Reproduce every entry exactly as shown.
'''
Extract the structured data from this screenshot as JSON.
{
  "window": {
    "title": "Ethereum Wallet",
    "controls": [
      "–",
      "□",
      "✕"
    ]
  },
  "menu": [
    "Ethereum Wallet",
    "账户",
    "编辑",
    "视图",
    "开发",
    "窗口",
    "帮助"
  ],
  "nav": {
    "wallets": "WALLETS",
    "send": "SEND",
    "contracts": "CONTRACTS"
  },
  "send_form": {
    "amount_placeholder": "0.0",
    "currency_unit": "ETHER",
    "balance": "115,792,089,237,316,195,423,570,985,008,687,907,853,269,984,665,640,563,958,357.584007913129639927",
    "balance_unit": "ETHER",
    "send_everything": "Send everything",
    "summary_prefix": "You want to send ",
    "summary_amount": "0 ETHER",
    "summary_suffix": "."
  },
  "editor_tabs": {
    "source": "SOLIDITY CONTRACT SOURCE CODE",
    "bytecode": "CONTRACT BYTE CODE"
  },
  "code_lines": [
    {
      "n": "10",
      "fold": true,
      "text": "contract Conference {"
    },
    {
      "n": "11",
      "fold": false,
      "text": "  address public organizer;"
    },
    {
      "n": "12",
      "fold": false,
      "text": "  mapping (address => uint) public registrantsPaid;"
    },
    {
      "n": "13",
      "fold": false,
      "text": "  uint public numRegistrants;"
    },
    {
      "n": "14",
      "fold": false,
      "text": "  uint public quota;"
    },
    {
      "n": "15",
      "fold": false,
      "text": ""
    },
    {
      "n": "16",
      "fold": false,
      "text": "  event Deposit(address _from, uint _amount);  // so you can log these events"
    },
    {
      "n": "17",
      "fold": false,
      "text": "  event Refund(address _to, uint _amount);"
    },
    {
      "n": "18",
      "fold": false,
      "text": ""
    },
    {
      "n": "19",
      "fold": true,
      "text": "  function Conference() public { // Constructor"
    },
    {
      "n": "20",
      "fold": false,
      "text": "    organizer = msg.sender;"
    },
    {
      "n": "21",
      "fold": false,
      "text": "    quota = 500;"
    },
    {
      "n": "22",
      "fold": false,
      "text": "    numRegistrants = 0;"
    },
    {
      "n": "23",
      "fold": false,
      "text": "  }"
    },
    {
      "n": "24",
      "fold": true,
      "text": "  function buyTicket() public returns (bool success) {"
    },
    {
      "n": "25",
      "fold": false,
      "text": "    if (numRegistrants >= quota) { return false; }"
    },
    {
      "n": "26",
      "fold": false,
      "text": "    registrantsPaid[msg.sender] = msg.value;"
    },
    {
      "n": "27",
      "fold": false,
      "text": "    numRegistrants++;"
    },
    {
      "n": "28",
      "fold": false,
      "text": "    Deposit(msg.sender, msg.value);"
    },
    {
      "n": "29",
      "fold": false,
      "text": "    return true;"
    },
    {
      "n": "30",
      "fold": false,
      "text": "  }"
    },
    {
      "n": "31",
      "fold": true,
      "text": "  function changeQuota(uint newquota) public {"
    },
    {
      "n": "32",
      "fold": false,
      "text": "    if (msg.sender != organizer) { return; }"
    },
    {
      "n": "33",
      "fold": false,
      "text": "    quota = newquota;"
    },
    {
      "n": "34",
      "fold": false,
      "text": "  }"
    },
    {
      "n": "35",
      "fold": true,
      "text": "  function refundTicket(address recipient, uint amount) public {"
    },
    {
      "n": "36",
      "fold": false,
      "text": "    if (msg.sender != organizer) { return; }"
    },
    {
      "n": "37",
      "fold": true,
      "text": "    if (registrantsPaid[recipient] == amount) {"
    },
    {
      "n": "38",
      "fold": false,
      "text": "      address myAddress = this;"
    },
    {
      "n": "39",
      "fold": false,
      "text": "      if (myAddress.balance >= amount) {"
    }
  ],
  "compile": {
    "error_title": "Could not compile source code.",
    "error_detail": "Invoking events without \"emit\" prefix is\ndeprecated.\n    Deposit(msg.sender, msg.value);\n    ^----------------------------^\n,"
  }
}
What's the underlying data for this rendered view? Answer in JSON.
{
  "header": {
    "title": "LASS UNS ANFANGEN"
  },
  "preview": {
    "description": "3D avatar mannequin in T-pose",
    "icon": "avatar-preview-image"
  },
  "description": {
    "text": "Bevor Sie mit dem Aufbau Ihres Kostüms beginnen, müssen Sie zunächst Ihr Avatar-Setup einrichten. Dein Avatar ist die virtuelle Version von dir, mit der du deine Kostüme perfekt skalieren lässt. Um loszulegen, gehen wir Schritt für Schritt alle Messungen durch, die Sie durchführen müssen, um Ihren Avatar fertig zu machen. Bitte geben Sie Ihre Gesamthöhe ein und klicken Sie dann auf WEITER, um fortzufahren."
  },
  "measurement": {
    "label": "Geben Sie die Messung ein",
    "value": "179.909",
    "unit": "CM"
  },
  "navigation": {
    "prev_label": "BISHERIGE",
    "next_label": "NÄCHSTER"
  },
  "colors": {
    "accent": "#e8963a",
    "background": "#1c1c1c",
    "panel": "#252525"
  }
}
'''
Task answer ▸
Extract the structured data from this screenshot as JSON.
{
  "window": {
    "title": "Ethereum Wallet",
    "controls": [
      "–",
      "□",
      "✕"
    ]
  },
  "menu": [
    "Ethereum Wallet",
    "账户",
    "编辑",
    "视图",
    "开发",
    "窗口",
    "帮助"
  ],
  "nav": {
    "wallets": "WALLETS",
    "send": "SEND",
    "contracts": "CONTRACTS"
  },
  "send_form": {
    "amount_placeholder": "0.0",
    "currency_unit": "ETHER",
    "balance": "115,792,089,237,316,195,423,570,985,008,687,907,853,269,984,665,640,563,958,357.584007913129639927",
    "balance_unit": "ETHER",
    "send_everything": "Send everything",
    "summary_prefix": "You want to send ",
    "summary_amount": "0 ETHER",
    "summary_suffix": "."
  },
  "editor_tabs": {
    "source": "SOLIDITY CONTRACT SOURCE CODE",
    "bytecode": "CONTRACT BYTE CODE"
  },
  "code_lines": [
    {
      "n": "10",
      "fold": true,
      "text": "contract Conference {"
    },
    {
      "n": "11",
      "fold": false,
      "text": "  address public organizer;"
    },
    {
      "n": "12",
      "fold": false,
      "text": "  mapping (address => uint) public registrantsPaid;"
    },
    {
      "n": "13",
      "fold": false,
      "text": "  uint public numRegistrants;"
    },
    {
      "n": "14",
      "fold": false,
      "text": "  uint public quota;"
    },
    {
      "n": "15",
      "fold": false,
      "text": ""
    },
    {
      "n": "16",
      "fold": false,
      "text": "  event Deposit(address _from, uint _amount);  // so you can log these events"
    },
    {
      "n": "17",
      "fold": false,
      "text": "  event Refund(address _to, uint _amount);"
    },
    {
      "n": "18",
      "fold": false,
      "text": ""
    },
    {
      "n": "19",
      "fold": true,
      "text": "  function Conference() public { // Constructor"
    },
    {
      "n": "20",
      "fold": false,
      "text": "    organizer = msg.sender;"
    },
    {
      "n": "21",
      "fold": false,
      "text": "    quota = 500;"
    },
    {
      "n": "22",
      "fold": false,
      "text": "    numRegistrants = 0;"
    },
    {
      "n": "23",
      "fold": false,
      "text": "  }"
    },
    {
      "n": "24",
      "fold": true,
      "text": "  function buyTicket() public returns (bool success) {"
    },
    {
      "n": "25",
      "fold": false,
      "text": "    if (numRegistrants >= quota) { return false; }"
    },
    {
      "n": "26",
      "fold": false,
      "text": "    registrantsPaid[msg.sender] = msg.value;"
    },
    {
      "n": "27",
      "fold": false,
      "text": "    numRegistrants++;"
    },
    {
      "n": "28",
      "fold": false,
      "text": "    Deposit(msg.sender, msg.value);"
    },
    {
      "n": "29",
      "fold": false,
      "text": "    return true;"
    },
    {
      "n": "30",
      "fold": false,
      "text": "  }"
    },
    {
      "n": "31",
      "fold": true,
      "text": "  function changeQuota(uint newquota) public {"
    },
    {
      "n": "32",
      "fold": false,
      "text": "    if (msg.sender != organizer) { return; }"
    },
    {
      "n": "33",
      "fold": false,
      "text": "    quota = newquota;"
    },
    {
      "n": "34",
      "fold": false,
      "text": "  }"
    },
    {
      "n": "35",
      "fold": true,
      "text": "  function refundTicket(address recipient, uint amount) public {"
    },
    {
      "n": "36",
      "fold": false,
      "text": "    if (msg.sender != organizer) { return; }"
    },
    {
      "n": "37",
      "fold": true,
      "text": "    if (registrantsPaid[recipient] == amount) {"
    },
    {
      "n": "38",
      "fold": false,
      "text": "      address myAddress = this;"
    },
    {
      "n": "39",
      "fold": false,
      "text": "      if (myAddress.balance >= amount) {"
    }
  ],
  "compile": {
    "error_title": "Could not compile source code.",
    "error_detail": "Invoking events without \"emit\" prefix is\ndeprecated.\n    Deposit(msg.sender, msg.value);\n    ^----------------------------^\n,"
  }
}
What's the underlying data for this rendered view? Answer in JSON.
{
  "header": {
    "title": "LASS UNS ANFANGEN"
  },
  "preview": {
    "description": "3D avatar mannequin in T-pose",
    "icon": "avatar-preview-image"
  },
  "description": {
    "text": "Bevor Sie mit dem Aufbau Ihres Kostüms beginnen, müssen Sie zunächst Ihr Avatar-Setup einrichten. Dein Avatar ist die virtuelle Version von dir, mit der du deine Kostüme perfekt skalieren lässt. Um loszulegen, gehen wir Schritt für Schritt alle Messungen durch, die Sie durchführen müssen, um Ihren Avatar fertig zu machen. Bitte geben Sie Ihre Gesamthöhe ein und klicken Sie dann auf WEITER, um fortzufahren."
  },
  "measurement": {
    "label": "Geben Sie die Messung ein",
    "value": "179.909",
    "unit": "CM"
  },
  "navigation": {
    "prev_label": "BISHERIGE",
    "next_label": "NÄCHSTER"
  },
  "colors": {
    "accent": "#e8963a",
    "background": "#1c1c1c",
    "panel": "#252525"
  }
}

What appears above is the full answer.